* [Information supplied]
(begin)

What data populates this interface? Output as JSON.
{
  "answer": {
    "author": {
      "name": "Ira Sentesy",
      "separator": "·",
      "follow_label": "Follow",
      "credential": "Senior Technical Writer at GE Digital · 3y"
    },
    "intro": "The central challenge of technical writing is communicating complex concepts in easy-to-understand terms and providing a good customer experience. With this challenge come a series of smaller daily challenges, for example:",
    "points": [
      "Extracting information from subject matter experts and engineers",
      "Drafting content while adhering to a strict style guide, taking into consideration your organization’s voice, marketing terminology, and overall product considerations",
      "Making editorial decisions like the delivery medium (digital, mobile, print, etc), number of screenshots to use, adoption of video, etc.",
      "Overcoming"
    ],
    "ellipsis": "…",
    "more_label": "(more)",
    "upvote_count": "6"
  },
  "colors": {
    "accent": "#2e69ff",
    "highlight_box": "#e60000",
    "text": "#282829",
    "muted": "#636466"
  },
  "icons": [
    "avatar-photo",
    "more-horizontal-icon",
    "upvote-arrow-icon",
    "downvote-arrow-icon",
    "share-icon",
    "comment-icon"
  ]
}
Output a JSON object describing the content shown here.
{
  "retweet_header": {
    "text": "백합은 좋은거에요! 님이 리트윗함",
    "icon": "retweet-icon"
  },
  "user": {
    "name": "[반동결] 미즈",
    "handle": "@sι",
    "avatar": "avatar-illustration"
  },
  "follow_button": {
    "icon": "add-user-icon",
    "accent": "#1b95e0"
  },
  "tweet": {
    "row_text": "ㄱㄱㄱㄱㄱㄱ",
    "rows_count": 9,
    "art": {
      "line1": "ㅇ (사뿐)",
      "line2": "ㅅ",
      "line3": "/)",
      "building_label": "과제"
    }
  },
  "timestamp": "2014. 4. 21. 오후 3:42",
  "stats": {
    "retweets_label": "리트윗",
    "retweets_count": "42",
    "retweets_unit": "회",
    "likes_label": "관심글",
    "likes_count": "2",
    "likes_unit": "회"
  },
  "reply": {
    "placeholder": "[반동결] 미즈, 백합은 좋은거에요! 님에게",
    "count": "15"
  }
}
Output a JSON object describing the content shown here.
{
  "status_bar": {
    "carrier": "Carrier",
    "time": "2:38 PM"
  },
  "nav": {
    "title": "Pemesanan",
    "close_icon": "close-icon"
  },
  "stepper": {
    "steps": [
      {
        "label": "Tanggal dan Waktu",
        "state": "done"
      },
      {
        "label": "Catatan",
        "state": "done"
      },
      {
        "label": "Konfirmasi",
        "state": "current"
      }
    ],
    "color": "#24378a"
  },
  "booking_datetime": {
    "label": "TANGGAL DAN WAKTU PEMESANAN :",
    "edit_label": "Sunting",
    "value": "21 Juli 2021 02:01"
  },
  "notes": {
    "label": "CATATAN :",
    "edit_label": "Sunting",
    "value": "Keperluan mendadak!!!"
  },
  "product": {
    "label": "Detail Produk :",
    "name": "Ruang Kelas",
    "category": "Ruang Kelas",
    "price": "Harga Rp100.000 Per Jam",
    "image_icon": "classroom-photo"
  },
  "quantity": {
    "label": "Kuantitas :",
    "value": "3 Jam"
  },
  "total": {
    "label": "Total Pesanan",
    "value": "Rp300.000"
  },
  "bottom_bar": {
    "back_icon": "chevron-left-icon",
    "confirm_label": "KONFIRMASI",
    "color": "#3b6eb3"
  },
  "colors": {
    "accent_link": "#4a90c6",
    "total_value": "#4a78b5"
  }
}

(end)
(begin)

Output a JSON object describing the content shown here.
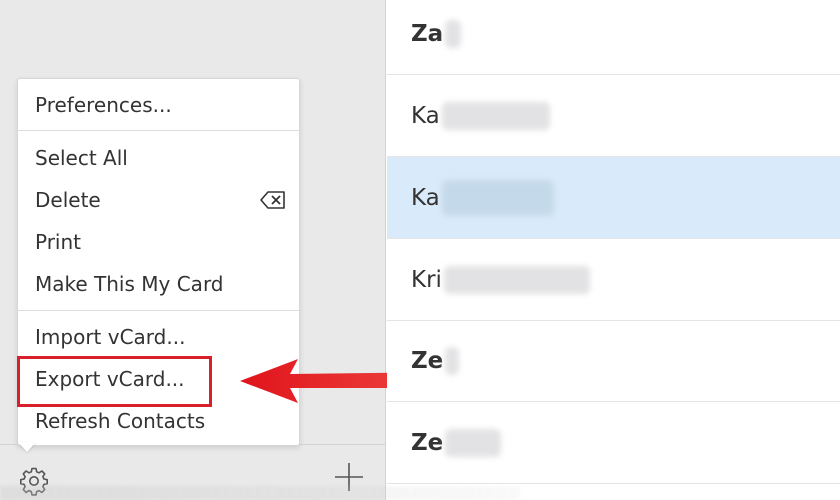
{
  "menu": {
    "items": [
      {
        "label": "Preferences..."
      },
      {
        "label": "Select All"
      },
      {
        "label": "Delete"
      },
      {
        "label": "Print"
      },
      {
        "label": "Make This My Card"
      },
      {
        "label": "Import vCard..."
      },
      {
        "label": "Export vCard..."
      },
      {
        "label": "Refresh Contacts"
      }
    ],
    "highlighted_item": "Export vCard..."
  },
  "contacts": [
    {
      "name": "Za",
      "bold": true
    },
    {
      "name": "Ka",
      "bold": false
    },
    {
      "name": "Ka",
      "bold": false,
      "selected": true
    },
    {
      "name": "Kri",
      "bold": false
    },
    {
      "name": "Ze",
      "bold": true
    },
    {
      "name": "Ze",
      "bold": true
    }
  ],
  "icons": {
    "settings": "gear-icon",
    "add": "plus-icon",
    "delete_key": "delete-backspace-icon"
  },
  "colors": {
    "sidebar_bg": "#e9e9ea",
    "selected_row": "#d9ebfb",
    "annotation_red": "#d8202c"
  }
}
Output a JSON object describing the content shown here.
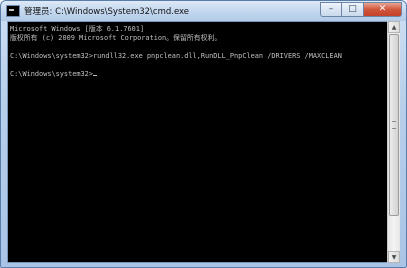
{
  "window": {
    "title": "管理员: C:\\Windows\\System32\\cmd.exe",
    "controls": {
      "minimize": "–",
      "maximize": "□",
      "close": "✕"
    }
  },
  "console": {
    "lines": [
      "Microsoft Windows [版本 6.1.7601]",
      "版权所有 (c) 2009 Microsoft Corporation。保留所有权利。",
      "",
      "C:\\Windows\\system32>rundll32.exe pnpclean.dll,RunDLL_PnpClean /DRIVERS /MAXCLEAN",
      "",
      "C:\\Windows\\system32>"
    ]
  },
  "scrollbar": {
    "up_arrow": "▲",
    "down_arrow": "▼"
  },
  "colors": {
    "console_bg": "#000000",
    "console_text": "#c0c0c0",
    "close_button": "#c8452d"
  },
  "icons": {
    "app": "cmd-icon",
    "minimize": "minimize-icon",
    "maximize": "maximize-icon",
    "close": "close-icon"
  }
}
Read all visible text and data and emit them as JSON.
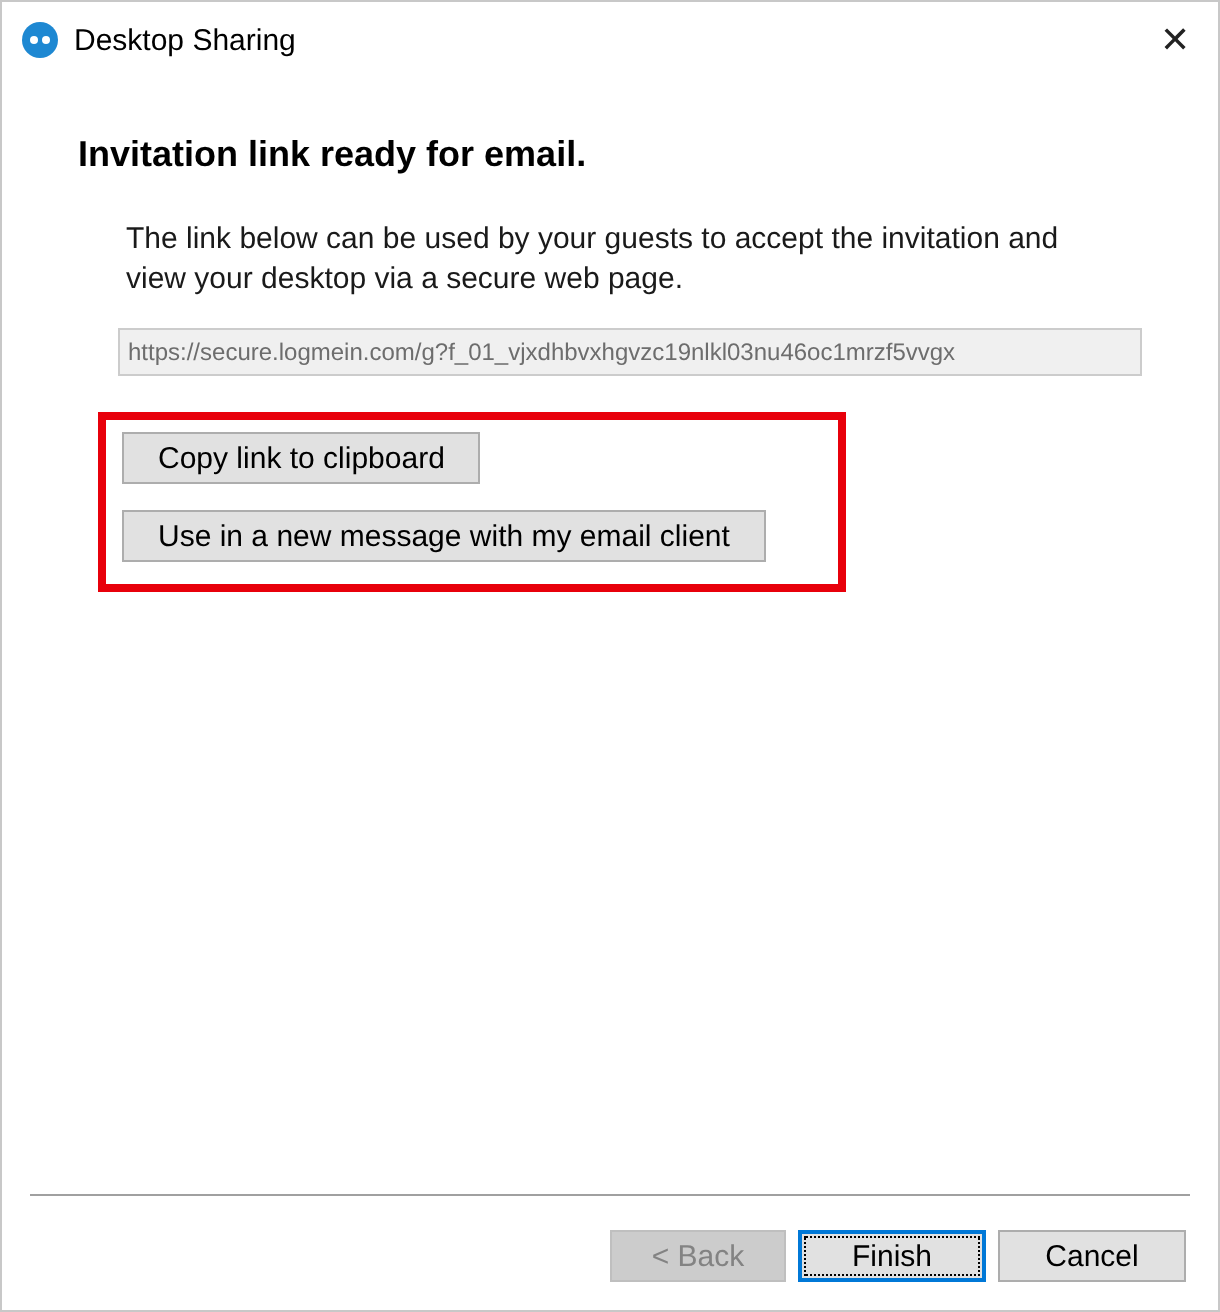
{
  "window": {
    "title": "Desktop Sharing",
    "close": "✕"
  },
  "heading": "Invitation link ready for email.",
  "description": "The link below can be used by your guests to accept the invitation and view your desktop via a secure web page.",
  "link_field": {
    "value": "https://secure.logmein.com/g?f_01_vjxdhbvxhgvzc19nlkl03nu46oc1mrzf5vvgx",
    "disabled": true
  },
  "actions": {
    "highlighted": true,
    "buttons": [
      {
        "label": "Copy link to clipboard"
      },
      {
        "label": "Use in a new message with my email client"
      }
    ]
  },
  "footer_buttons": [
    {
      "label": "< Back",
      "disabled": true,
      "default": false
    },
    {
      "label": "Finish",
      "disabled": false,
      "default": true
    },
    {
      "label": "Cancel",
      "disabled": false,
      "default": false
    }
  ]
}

(end)

Each line in the material either holds the string "좋은거에요" or does not. State how many do, and nothing else.

* [Right answer] 2